§ **Given request**
Repeat the records exactly. Every line must match.

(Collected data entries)
* * * * * * * * *
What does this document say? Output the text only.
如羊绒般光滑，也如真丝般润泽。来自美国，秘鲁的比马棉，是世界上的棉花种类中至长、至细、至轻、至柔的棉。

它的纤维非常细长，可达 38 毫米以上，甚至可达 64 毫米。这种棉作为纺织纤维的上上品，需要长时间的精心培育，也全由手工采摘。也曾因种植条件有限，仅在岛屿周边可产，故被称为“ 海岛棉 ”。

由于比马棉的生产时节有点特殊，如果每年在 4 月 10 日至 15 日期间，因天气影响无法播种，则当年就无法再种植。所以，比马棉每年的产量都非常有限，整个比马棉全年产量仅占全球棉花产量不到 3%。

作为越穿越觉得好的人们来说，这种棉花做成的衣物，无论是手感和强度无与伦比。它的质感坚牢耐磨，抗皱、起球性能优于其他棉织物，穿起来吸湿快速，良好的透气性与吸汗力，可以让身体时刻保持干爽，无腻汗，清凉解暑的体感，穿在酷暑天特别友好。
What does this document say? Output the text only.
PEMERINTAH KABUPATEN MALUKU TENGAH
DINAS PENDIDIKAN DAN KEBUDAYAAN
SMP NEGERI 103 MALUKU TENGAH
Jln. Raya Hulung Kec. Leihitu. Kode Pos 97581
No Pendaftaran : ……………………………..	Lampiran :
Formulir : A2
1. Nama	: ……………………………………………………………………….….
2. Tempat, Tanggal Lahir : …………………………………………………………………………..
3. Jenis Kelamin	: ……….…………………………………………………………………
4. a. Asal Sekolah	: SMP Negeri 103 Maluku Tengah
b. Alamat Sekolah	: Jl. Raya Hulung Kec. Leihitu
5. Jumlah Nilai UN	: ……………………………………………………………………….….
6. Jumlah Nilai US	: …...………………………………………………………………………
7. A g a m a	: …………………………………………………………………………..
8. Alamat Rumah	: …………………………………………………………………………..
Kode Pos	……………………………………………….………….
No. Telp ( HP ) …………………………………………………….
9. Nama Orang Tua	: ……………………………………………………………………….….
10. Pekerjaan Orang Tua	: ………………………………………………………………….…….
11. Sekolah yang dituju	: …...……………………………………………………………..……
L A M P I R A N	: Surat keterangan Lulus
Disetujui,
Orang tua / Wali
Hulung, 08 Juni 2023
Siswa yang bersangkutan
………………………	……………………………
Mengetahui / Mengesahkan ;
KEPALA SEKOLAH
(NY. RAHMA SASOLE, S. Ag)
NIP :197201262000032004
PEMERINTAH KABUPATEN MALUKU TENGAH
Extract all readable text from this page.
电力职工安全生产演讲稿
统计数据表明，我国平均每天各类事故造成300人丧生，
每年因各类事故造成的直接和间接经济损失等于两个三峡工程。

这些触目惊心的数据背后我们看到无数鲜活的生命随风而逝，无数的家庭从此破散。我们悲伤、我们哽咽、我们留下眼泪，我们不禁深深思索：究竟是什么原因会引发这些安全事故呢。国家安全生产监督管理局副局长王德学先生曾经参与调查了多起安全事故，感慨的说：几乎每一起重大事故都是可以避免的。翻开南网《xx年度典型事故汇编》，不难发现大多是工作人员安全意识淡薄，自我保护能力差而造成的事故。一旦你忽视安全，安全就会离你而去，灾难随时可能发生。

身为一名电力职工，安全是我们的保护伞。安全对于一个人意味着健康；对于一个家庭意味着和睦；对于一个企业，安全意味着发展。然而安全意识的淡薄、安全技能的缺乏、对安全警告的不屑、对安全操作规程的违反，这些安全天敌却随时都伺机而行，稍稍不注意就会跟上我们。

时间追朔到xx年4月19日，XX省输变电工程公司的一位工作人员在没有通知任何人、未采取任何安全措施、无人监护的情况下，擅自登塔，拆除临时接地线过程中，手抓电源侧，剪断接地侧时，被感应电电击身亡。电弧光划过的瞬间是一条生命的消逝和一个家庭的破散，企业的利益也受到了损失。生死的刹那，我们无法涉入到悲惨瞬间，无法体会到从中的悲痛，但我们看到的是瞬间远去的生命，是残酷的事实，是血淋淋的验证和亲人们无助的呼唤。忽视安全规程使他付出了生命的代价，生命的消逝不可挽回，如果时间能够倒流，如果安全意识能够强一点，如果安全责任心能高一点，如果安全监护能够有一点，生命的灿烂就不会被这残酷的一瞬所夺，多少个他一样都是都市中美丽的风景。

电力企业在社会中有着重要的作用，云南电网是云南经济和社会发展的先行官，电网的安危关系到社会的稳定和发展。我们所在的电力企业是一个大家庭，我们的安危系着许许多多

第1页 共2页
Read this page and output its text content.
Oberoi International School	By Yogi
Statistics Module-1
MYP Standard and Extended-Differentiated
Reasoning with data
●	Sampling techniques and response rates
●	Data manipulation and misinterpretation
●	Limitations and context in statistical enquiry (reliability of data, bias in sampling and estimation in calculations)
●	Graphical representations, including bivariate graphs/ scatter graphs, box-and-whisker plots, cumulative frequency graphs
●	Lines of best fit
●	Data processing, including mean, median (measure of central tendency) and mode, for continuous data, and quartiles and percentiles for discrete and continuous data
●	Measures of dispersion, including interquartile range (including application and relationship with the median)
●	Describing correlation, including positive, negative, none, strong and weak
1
* * * * * * * * *
§ **Output below**
What does this document say? Output the text only.
如羊绒般光滑，也如真丝般润泽。来自美国，秘鲁的比马棉，是世界上的棉花种类中至长、至细、至轻、至柔的棉。

它的纤维非常细长，可达 38 毫米以上，甚至可达 64 毫米。这种棉作为纺织纤维的上上品，需要长时间的精心培育，也全由手工采摘。也曾因种植条件有限，仅在岛屿周边可产，故被称为“ 海岛棉 ”。

由于比马棉的生产时节有点特殊，如果每年在 4 月 10 日至 15 日期间，因天气影响无法播种，则当年就无法再种植。所以，比马棉每年的产量都非常有限，整个比马棉全年产量仅占全球棉花产量不到 3%。

作为越穿越觉得好的人们来说，这种棉花做成的衣物，无论是手感和强度无与伦比。它的质感坚牢耐磨，抗皱、起球性能优于其他棉织物，穿起来吸湿快速，良好的透气性与吸汗力，可以让身体时刻保持干爽，无腻汗，清凉解暑的体感，穿在酷暑天特别友好。
What does this document say? Output the text only.
PEMERINTAH KABUPATEN MALUKU TENGAH
DINAS PENDIDIKAN DAN KEBUDAYAAN
SMP NEGERI 103 MALUKU TENGAH
Jln. Raya Hulung Kec. Leihitu. Kode Pos 97581
No Pendaftaran : ……………………………..	Lampiran :
Formulir : A2
1. Nama	: ……………………………………………………………………….….
2. Tempat, Tanggal Lahir : …………………………………………………………………………..
3. Jenis Kelamin	: ……….…………………………………………………………………
4. a. Asal Sekolah	: SMP Negeri 103 Maluku Tengah
b. Alamat Sekolah	: Jl. Raya Hulung Kec. Leihitu
5. Jumlah Nilai UN	: ……………………………………………………………………….….
6. Jumlah Nilai US	: …...………………………………………………………………………
7. A g a m a	: …………………………………………………………………………..
8. Alamat Rumah	: …………………………………………………………………………..
Kode Pos	……………………………………………….………….
No. Telp ( HP ) …………………………………………………….
9. Nama Orang Tua	: ……………………………………………………………………….….
10. Pekerjaan Orang Tua	: ………………………………………………………………….…….
11. Sekolah yang dituju	: …...……………………………………………………………..……
L A M P I R A N	: Surat keterangan Lulus
Disetujui,
Orang tua / Wali
Hulung, 08 Juni 2023
Siswa yang bersangkutan
………………………	……………………………
Mengetahui / Mengesahkan ;
KEPALA SEKOLAH
(NY. RAHMA SASOLE, S. Ag)
NIP :197201262000032004
PEMERINTAH KABUPATEN MALUKU TENGAH
Extract all readable text from this page.
电力职工安全生产演讲稿
统计数据表明，我国平均每天各类事故造成300人丧生，
每年因各类事故造成的直接和间接经济损失等于两个三峡工程。

这些触目惊心的数据背后我们看到无数鲜活的生命随风而逝，无数的家庭从此破散。我们悲伤、我们哽咽、我们留下眼泪，我们不禁深深思索：究竟是什么原因会引发这些安全事故呢。国家安全生产监督管理局副局长王德学先生曾经参与调查了多起安全事故，感慨的说：几乎每一起重大事故都是可以避免的。翻开南网《xx年度典型事故汇编》，不难发现大多是工作人员安全意识淡薄，自我保护能力差而造成的事故。一旦你忽视安全，安全就会离你而去，灾难随时可能发生。

身为一名电力职工，安全是我们的保护伞。安全对于一个人意味着健康；对于一个家庭意味着和睦；对于一个企业，安全意味着发展。然而安全意识的淡薄、安全技能的缺乏、对安全警告的不屑、对安全操作规程的违反，这些安全天敌却随时都伺机而行，稍稍不注意就会跟上我们。

时间追朔到xx年4月19日，XX省输变电工程公司的一位工作人员在没有通知任何人、未采取任何安全措施、无人监护的情况下，擅自登塔，拆除临时接地线过程中，手抓电源侧，剪断接地侧时，被感应电电击身亡。电弧光划过的瞬间是一条生命的消逝和一个家庭的破散，企业的利益也受到了损失。生死的刹那，我们无法涉入到悲惨瞬间，无法体会到从中的悲痛，但我们看到的是瞬间远去的生命，是残酷的事实，是血淋淋的验证和亲人们无助的呼唤。忽视安全规程使他付出了生命的代价，生命的消逝不可挽回，如果时间能够倒流，如果安全意识能够强一点，如果安全责任心能高一点，如果安全监护能够有一点，生命的灿烂就不会被这残酷的一瞬所夺，多少个他一样都是都市中美丽的风景。

电力企业在社会中有着重要的作用，云南电网是云南经济和社会发展的先行官，电网的安危关系到社会的稳定和发展。我们所在的电力企业是一个大家庭，我们的安危系着许许多多

第1页 共2页
Read this page and output its text content.
Oberoi International School	By Yogi
Statistics Module-1
MYP Standard and Extended-Differentiated
Reasoning with data
●	Sampling techniques and response rates
●	Data manipulation and misinterpretation
●	Limitations and context in statistical enquiry (reliability of data, bias in sampling and estimation in calculations)
●	Graphical representations, including bivariate graphs/ scatter graphs, box-and-whisker plots, cumulative frequency graphs
●	Lines of best fit
●	Data processing, including mean, median (measure of central tendency) and mode, for continuous data, and quartiles and percentiles for discrete and continuous data
●	Measures of dispersion, including interquartile range (including application and relationship with the median)
●	Describing correlation, including positive, negative, none, strong and weak
1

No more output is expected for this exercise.